• What is asked
List each line in which the string "nRealm" appears.

============================================================

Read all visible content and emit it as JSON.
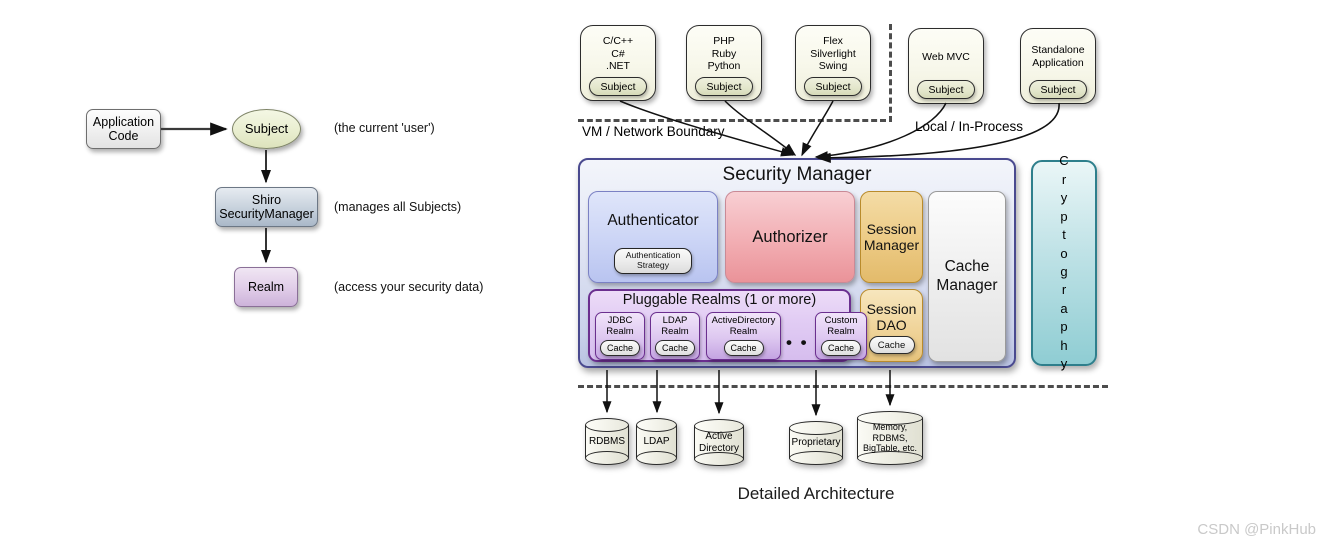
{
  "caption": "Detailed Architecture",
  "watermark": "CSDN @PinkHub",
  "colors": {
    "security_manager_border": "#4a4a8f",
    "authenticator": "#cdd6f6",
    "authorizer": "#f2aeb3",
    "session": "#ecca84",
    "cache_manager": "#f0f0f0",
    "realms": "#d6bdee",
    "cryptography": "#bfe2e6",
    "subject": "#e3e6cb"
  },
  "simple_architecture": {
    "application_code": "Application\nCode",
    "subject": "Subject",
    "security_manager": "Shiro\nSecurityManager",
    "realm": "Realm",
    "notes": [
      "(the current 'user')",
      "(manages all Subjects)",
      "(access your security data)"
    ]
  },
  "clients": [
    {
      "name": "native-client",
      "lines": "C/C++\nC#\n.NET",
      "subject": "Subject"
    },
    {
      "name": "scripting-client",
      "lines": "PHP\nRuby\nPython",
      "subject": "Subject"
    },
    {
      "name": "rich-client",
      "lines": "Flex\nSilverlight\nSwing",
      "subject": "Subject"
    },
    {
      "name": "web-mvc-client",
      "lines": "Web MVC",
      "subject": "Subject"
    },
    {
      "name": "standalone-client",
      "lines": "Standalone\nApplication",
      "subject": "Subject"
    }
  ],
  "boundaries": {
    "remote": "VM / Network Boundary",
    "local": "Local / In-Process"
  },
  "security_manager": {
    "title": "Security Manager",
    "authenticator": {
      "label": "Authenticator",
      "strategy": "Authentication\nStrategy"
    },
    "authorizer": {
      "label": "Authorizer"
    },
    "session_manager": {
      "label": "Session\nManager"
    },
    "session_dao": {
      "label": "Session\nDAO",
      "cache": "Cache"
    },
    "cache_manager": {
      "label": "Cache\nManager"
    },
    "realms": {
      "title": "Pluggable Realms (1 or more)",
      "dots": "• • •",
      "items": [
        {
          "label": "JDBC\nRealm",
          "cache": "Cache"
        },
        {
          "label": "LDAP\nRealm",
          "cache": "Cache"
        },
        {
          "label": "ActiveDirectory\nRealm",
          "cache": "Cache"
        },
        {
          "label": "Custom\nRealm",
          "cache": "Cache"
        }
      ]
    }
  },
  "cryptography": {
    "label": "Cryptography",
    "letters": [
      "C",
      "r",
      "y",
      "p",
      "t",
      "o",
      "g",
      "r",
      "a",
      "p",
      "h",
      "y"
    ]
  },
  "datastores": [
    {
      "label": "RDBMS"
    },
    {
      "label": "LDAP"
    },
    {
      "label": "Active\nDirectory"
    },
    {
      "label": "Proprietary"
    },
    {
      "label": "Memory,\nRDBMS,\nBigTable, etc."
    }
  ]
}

============================================================

• Exercise answer
          "label": "JDBC\nRealm",
          "label": "LDAP\nRealm",
          "label": "ActiveDirectory\nRealm",
          "label": "Custom\nRealm",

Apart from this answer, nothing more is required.